Stated exercise –
Provide an exact reproduction of every entry.

■ ■ ■ ■

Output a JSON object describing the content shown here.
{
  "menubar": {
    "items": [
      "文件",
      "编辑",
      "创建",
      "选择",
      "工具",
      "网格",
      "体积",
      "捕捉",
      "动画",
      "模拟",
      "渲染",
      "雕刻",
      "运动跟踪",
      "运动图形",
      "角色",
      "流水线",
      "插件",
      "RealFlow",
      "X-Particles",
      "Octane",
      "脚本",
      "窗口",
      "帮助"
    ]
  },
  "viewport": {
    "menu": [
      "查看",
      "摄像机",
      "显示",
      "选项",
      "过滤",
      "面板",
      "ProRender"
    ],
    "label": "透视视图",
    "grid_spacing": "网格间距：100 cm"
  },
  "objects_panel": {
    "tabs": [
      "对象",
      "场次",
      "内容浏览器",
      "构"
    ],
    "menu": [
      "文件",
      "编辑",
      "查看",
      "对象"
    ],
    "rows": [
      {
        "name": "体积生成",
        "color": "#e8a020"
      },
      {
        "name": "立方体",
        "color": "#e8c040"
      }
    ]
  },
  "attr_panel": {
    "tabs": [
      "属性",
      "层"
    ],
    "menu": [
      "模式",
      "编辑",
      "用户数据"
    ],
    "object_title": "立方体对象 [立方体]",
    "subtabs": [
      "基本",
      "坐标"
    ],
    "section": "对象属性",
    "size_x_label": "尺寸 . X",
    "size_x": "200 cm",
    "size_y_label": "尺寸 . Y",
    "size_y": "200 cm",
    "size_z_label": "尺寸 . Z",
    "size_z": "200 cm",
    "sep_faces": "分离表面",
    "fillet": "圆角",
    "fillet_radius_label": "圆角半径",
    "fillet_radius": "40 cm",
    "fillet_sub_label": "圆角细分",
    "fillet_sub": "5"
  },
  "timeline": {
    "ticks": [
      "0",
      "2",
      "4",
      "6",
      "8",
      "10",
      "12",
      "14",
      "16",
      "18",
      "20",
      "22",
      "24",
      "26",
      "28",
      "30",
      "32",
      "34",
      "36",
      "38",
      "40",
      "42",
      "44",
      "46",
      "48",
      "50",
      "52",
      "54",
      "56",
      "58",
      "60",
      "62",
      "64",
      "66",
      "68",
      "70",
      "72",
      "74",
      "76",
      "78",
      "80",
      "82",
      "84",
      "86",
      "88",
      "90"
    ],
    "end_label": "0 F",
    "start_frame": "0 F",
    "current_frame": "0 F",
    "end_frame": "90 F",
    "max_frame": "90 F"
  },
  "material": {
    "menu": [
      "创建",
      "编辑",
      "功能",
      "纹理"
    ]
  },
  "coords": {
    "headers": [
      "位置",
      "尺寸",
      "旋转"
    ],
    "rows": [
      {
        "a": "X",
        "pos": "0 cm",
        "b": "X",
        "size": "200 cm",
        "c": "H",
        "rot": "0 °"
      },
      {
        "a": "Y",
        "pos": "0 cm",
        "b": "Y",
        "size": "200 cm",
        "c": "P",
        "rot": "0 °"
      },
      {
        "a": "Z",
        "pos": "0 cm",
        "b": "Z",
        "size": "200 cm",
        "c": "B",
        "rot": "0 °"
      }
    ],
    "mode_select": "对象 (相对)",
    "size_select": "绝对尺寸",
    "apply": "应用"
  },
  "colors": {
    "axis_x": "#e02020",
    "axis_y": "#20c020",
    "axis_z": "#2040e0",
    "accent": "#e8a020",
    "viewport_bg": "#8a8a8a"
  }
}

■ ■ ■ ■

Result of the task –
Output a JSON object describing the content shown here.
{
  "menubar": {
    "items": [
      "文件",
      "编辑",
      "创建",
      "选择",
      "工具",
      "网格",
      "体积",
      "捕捉",
      "动画",
      "模拟",
      "渲染",
      "雕刻",
      "运动跟踪",
      "运动图形",
      "角色",
      "流水线",
      "插件",
      "RealFlow",
      "X-Particles",
      "Octane",
      "脚本",
      "窗口",
      "帮助"
    ]
  },
  "viewport": {
    "menu": [
      "查看",
      "摄像机",
      "显示",
      "选项",
      "过滤",
      "面板",
      "ProRender"
    ],
    "label": "透视视图",
    "grid_spacing": "网格间距：100 cm"
  },
  "objects_panel": {
    "tabs": [
      "对象",
      "场次",
      "内容浏览器",
      "构"
    ],
    "menu": [
      "文件",
      "编辑",
      "查看",
      "对象"
    ],
    "rows": [
      {
        "name": "体积生成",
        "color": "#e8a020"
      },
      {
        "name": "立方体",
        "color": "#e8c040"
      }
    ]
  },
  "attr_panel": {
    "tabs": [
      "属性",
      "层"
    ],
    "menu": [
      "模式",
      "编辑",
      "用户数据"
    ],
    "object_title": "立方体对象 [立方体]",
    "subtabs": [
      "基本",
      "坐标"
    ],
    "section": "对象属性",
    "size_x_label": "尺寸 . X",
    "size_x": "200 cm",
    "size_y_label": "尺寸 . Y",
    "size_y": "200 cm",
    "size_z_label": "尺寸 . Z",
    "size_z": "200 cm",
    "sep_faces": "分离表面",
    "fillet": "圆角",
    "fillet_radius_label": "圆角半径",
    "fillet_radius": "40 cm",
    "fillet_sub_label": "圆角细分",
    "fillet_sub": "5"
  },
  "timeline": {
    "ticks": [
      "0",
      "2",
      "4",
      "6",
      "8",
      "10",
      "12",
      "14",
      "16",
      "18",
      "20",
      "22",
      "24",
      "26",
      "28",
      "30",
      "32",
      "34",
      "36",
      "38",
      "40",
      "42",
      "44",
      "46",
      "48",
      "50",
      "52",
      "54",
      "56",
      "58",
      "60",
      "62",
      "64",
      "66",
      "68",
      "70",
      "72",
      "74",
      "76",
      "78",
      "80",
      "82",
      "84",
      "86",
      "88",
      "90"
    ],
    "end_label": "0 F",
    "start_frame": "0 F",
    "current_frame": "0 F",
    "end_frame": "90 F",
    "max_frame": "90 F"
  },
  "material": {
    "menu": [
      "创建",
      "编辑",
      "功能",
      "纹理"
    ]
  },
  "coords": {
    "headers": [
      "位置",
      "尺寸",
      "旋转"
    ],
    "rows": [
      {
        "a": "X",
        "pos": "0 cm",
        "b": "X",
        "size": "200 cm",
        "c": "H",
        "rot": "0 °"
      },
      {
        "a": "Y",
        "pos": "0 cm",
        "b": "Y",
        "size": "200 cm",
        "c": "P",
        "rot": "0 °"
      },
      {
        "a": "Z",
        "pos": "0 cm",
        "b": "Z",
        "size": "200 cm",
        "c": "B",
        "rot": "0 °"
      }
    ],
    "mode_select": "对象 (相对)",
    "size_select": "绝对尺寸",
    "apply": "应用"
  },
  "colors": {
    "axis_x": "#e02020",
    "axis_y": "#20c020",
    "axis_z": "#2040e0",
    "accent": "#e8a020",
    "viewport_bg": "#8a8a8a"
  }
}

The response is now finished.